Exercise A: Write out the part of the text about Friday demos between "The case for" and "a decision on.", inclusive.
Exercise B: In the text about Friday demos, what three things does the lead engineer write about in Slack?
Exercise C: Pick up the text about Friday demos where it stops and keep writing.

The case for Friday demos.

A weekly ritual that changed how we ship. The first one is always rough. That's the point.

We started doing Friday demos because a client asked us to.

That was three years ago. We've done it on every project since. The client who asked is still a client. The ritual stayed. The reasons we kept it are not the reasons we started it.

What a Friday demo actually is

Every Friday at 4pm IST, the project's lead engineer records a Loom. The recording shows what got built that week — not a polished presentation, not a slide deck, just the thing working in a browser or on a device. Then they share the staging URL. Then they write three sentences in Slack: what was shipped, what's next, what they need a decision on.

That's it. No ceremony. No decks. No "let me explain the architecture." Just the product, working, on a Friday afternoon.

The first one is always bad

The first Friday demo on any project is rough. The feature is half-done. The UI has placeholder text. Something breaks during the recording and the engineer does it again.

Good. That's the point.

Record extracts:
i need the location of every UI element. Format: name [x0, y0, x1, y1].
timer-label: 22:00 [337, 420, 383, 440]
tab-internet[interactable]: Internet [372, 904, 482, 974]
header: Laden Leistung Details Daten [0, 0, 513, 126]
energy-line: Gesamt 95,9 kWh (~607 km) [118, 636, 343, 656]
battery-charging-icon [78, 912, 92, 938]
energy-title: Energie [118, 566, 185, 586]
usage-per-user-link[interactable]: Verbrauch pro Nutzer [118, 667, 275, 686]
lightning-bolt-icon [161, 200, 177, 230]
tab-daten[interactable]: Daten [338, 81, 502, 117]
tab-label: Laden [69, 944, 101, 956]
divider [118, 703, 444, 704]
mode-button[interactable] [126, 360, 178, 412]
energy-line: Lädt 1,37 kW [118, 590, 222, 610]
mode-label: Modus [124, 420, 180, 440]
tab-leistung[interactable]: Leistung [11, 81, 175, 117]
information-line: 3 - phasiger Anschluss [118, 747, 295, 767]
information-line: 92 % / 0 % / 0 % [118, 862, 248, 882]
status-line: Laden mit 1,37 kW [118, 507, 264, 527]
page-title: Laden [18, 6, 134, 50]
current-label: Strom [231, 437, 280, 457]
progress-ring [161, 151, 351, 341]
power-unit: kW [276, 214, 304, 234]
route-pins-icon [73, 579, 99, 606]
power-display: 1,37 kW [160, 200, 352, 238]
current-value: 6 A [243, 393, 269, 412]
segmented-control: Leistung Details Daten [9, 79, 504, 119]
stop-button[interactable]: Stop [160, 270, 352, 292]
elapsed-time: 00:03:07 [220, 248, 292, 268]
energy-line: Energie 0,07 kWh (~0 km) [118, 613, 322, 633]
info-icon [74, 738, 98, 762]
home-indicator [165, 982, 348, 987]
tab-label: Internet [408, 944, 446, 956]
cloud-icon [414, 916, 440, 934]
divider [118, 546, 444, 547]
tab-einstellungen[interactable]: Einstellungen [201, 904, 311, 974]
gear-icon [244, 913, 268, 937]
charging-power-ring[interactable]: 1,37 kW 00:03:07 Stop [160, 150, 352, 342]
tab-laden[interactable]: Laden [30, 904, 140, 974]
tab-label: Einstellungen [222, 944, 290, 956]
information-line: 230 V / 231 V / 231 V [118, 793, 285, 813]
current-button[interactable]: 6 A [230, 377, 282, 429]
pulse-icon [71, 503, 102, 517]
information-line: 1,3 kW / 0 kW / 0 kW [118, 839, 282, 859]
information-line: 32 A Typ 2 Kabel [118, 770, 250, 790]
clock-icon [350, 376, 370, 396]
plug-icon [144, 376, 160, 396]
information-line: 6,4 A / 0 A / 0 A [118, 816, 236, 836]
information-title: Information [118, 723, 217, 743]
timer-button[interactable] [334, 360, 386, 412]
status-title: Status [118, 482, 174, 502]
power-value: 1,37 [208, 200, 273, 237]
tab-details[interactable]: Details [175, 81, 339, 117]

Result A:
The case for Friday demos.

A weekly ritual that changed how we ship. The first one is always rough. That's the point.

We started doing Friday demos because a client asked us to.

That was three years ago. We've done it on every project since. The client who asked is still a client. The ritual stayed. The reasons we kept it are not the reasons we started it.

What a Friday demo actually is

Every Friday at 4pm IST, the project's lead engineer records a Loom. The recording shows what got built that week — not a polished presentation, not a slide deck, just the thing working in a browser or on a device. Then they share the staging URL. Then they write three sentences in Slack: what was shipped, what's next, what they need a decision on.

Result B: What was shipped, what's next, and what they need a decision on.

Result C:
The roughness is information. It tells the client what they're getting, at the pace they're getting it. It tells the team where the hard parts actually are versus where they thought the hard parts were. A polished first demo is a lie. A rough one is a contract.

What it fixes

Here's what Friday demos actually do that nobody talks about when they pitch Agile:

They force the team to have something to show. Work that can't be demoed is work that might not be real yet. The demo is a forcing function disguised as a communication tool.
They keep clients inside the build, not outside it. When a client has watched a staging URL every week for six weeks, they're not anxious about what's coming. They already know what's coming. They helped shape it.
They surface the wrong assumptions early. On the Midori Health project, week three's demo showed a care-tracking flow that worked perfectly in Jaipur with a fast connection and a 2024 iPhone. The client watched it and said, "our workers are in rural Maharashtra on Android phones from 2019." We redesigned the flow the following week. That conversation cost us four days. Having it at launch would have cost us four months.
They make the relationship honest by default. It's very hard to tell a client things are going well when they're watching a staging URL every Friday and the feature list isn't growing. The demo doesn't lie. This sounds obvious. It isn't. Most agencies avoid this kind of transparency because it means they can't disappear for six weeks and then present something complete. We think disappearing for six weeks is how agencies end up shipping the wrong thing.

The unexpected benefit

About a year into doing this consistently, we noticed something. Clients were starting to invite prospects to the Friday calls.

"I told them about the project. Can they join the demo?"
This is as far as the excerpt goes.